### Dataset content
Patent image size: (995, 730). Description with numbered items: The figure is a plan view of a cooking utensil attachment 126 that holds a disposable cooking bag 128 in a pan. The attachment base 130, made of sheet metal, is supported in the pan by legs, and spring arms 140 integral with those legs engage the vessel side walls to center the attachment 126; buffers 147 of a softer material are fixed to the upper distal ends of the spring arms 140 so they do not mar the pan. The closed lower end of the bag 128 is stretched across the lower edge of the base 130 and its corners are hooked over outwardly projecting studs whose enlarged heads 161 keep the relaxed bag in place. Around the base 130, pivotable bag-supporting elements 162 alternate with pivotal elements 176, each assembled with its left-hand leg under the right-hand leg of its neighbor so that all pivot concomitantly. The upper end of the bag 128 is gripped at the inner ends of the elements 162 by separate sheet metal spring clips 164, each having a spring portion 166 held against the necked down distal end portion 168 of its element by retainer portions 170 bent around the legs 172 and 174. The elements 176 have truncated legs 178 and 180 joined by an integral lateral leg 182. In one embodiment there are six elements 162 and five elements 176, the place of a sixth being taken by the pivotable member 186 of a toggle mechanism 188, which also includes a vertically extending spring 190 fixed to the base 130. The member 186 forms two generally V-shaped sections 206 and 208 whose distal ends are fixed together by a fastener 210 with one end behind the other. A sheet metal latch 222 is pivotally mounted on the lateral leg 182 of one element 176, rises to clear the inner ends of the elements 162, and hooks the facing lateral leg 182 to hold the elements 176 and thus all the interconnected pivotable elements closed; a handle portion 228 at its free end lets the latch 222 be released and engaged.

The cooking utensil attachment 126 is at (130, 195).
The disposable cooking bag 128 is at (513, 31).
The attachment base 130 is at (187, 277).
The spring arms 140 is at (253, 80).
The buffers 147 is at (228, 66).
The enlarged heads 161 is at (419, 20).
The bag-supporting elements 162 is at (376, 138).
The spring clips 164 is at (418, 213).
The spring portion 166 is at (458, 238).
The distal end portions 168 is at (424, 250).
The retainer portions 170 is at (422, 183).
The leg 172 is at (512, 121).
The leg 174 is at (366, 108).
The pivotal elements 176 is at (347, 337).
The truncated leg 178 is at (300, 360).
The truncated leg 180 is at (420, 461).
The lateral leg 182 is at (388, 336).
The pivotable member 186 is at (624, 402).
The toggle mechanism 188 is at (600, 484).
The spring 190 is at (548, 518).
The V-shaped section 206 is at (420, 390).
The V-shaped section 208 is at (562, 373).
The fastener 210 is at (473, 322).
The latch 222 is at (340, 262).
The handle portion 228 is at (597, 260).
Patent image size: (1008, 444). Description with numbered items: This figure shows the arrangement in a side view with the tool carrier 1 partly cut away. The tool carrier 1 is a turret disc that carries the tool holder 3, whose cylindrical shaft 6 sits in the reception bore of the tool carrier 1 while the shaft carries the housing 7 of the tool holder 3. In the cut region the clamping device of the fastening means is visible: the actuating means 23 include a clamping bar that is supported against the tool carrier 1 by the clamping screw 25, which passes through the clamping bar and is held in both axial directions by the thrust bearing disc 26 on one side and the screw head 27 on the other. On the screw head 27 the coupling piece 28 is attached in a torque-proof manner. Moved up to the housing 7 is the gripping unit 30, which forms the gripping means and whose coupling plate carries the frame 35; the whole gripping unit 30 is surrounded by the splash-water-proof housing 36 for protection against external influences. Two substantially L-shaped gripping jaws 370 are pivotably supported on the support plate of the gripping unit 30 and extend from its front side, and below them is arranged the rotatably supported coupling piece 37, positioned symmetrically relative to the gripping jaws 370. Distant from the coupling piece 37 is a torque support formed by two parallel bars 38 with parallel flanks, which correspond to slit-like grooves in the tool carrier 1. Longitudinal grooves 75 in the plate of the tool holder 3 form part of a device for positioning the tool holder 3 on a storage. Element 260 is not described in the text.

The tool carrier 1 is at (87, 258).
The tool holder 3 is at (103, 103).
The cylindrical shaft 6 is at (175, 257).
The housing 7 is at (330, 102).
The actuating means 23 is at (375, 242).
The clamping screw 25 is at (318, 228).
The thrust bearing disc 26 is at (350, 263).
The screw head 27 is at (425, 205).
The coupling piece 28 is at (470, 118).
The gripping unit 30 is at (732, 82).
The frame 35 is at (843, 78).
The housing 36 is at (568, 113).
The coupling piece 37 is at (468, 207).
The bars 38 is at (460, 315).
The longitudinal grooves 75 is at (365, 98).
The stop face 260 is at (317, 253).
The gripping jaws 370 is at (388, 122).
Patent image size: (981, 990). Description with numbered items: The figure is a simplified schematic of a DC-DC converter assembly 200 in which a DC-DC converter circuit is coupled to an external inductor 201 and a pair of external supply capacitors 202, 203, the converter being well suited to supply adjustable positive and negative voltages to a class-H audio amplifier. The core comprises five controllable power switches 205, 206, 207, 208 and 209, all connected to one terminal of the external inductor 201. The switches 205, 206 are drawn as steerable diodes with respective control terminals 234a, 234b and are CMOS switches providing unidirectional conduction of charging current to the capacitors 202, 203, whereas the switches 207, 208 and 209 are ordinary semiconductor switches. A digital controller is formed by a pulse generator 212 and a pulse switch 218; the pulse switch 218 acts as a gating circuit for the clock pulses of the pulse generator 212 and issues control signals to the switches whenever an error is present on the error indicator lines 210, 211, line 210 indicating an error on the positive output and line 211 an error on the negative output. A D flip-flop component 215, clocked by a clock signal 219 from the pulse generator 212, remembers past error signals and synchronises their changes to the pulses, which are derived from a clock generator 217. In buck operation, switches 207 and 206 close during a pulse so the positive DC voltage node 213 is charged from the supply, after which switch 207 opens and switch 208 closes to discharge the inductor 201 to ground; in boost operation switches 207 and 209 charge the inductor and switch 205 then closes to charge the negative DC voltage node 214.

### What the task requires
Rewrite the rows above, substituting "Drawing size" for every "Patent image size" and leaving everything else unchanged.

### Exercise solution
Drawing size: (995, 730). Description with numbered items: The figure is a plan view of a cooking utensil attachment 126 that holds a disposable cooking bag 128 in a pan. The attachment base 130, made of sheet metal, is supported in the pan by legs, and spring arms 140 integral with those legs engage the vessel side walls to center the attachment 126; buffers 147 of a softer material are fixed to the upper distal ends of the spring arms 140 so they do not mar the pan. The closed lower end of the bag 128 is stretched across the lower edge of the base 130 and its corners are hooked over outwardly projecting studs whose enlarged heads 161 keep the relaxed bag in place. Around the base 130, pivotable bag-supporting elements 162 alternate with pivotal elements 176, each assembled with its left-hand leg under the right-hand leg of its neighbor so that all pivot concomitantly. The upper end of the bag 128 is gripped at the inner ends of the elements 162 by separate sheet metal spring clips 164, each having a spring portion 166 held against the necked down distal end portion 168 of its element by retainer portions 170 bent around the legs 172 and 174. The elements 176 have truncated legs 178 and 180 joined by an integral lateral leg 182. In one embodiment there are six elements 162 and five elements 176, the place of a sixth being taken by the pivotable member 186 of a toggle mechanism 188, which also includes a vertically extending spring 190 fixed to the base 130. The member 186 forms two generally V-shaped sections 206 and 208 whose distal ends are fixed together by a fastener 210 with one end behind the other. A sheet metal latch 222 is pivotally mounted on the lateral leg 182 of one element 176, rises to clear the inner ends of the elements 162, and hooks the facing lateral leg 182 to hold the elements 176 and thus all the interconnected pivotable elements closed; a handle portion 228 at its free end lets the latch 222 be released and engaged.

The cooking utensil attachment 126 is at (130, 195).
The disposable cooking bag 128 is at (513, 31).
The attachment base 130 is at (187, 277).
The spring arms 140 is at (253, 80).
The buffers 147 is at (228, 66).
The enlarged heads 161 is at (419, 20).
The bag-supporting elements 162 is at (376, 138).
The spring clips 164 is at (418, 213).
The spring portion 166 is at (458, 238).
The distal end portions 168 is at (424, 250).
The retainer portions 170 is at (422, 183).
The leg 172 is at (512, 121).
The leg 174 is at (366, 108).
The pivotal elements 176 is at (347, 337).
The truncated leg 178 is at (300, 360).
The truncated leg 180 is at (420, 461).
The lateral leg 182 is at (388, 336).
The pivotable member 186 is at (624, 402).
The toggle mechanism 188 is at (600, 484).
The spring 190 is at (548, 518).
The V-shaped section 206 is at (420, 390).
The V-shaped section 208 is at (562, 373).
The fastener 210 is at (473, 322).
The latch 222 is at (340, 262).
The handle portion 228 is at (597, 260).
Drawing size: (1008, 444). Description with numbered items: This figure shows the arrangement in a side view with the tool carrier 1 partly cut away. The tool carrier 1 is a turret disc that carries the tool holder 3, whose cylindrical shaft 6 sits in the reception bore of the tool carrier 1 while the shaft carries the housing 7 of the tool holder 3. In the cut region the clamping device of the fastening means is visible: the actuating means 23 include a clamping bar that is supported against the tool carrier 1 by the clamping screw 25, which passes through the clamping bar and is held in both axial directions by the thrust bearing disc 26 on one side and the screw head 27 on the other. On the screw head 27 the coupling piece 28 is attached in a torque-proof manner. Moved up to the housing 7 is the gripping unit 30, which forms the gripping means and whose coupling plate carries the frame 35; the whole gripping unit 30 is surrounded by the splash-water-proof housing 36 for protection against external influences. Two substantially L-shaped gripping jaws 370 are pivotably supported on the support plate of the gripping unit 30 and extend from its front side, and below them is arranged the rotatably supported coupling piece 37, positioned symmetrically relative to the gripping jaws 370. Distant from the coupling piece 37 is a torque support formed by two parallel bars 38 with parallel flanks, which correspond to slit-like grooves in the tool carrier 1. Longitudinal grooves 75 in the plate of the tool holder 3 form part of a device for positioning the tool holder 3 on a storage. Element 260 is not described in the text.

The tool carrier 1 is at (87, 258).
The tool holder 3 is at (103, 103).
The cylindrical shaft 6 is at (175, 257).
The housing 7 is at (330, 102).
The actuating means 23 is at (375, 242).
The clamping screw 25 is at (318, 228).
The thrust bearing disc 26 is at (350, 263).
The screw head 27 is at (425, 205).
The coupling piece 28 is at (470, 118).
The gripping unit 30 is at (732, 82).
The frame 35 is at (843, 78).
The housing 36 is at (568, 113).
The coupling piece 37 is at (468, 207).
The bars 38 is at (460, 315).
The longitudinal grooves 75 is at (365, 98).
The stop face 260 is at (317, 253).
The gripping jaws 370 is at (388, 122).
Drawing size: (981, 990). Description with numbered items: The figure is a simplified schematic of a DC-DC converter assembly 200 in which a DC-DC converter circuit is coupled to an external inductor 201 and a pair of external supply capacitors 202, 203, the converter being well suited to supply adjustable positive and negative voltages to a class-H audio amplifier. The core comprises five controllable power switches 205, 206, 207, 208 and 209, all connected to one terminal of the external inductor 201. The switches 205, 206 are drawn as steerable diodes with respective control terminals 234a, 234b and are CMOS switches providing unidirectional conduction of charging current to the capacitors 202, 203, whereas the switches 207, 208 and 209 are ordinary semiconductor switches. A digital controller is formed by a pulse generator 212 and a pulse switch 218; the pulse switch 218 acts as a gating circuit for the clock pulses of the pulse generator 212 and issues control signals to the switches whenever an error is present on the error indicator lines 210, 211, line 210 indicating an error on the positive output and line 211 an error on the negative output. A D flip-flop component 215, clocked by a clock signal 219 from the pulse generator 212, remembers past error signals and synchronises their changes to the pulses, which are derived from a clock generator 217. In buck operation, switches 207 and 206 close during a pulse so the positive DC voltage node 213 is charged from the supply, after which switch 207 opens and switch 208 closes to discharge the inductor 201 to ground; in boost operation switches 207 and 209 charge the inductor and switch 205 then closes to charge the negative DC voltage node 214.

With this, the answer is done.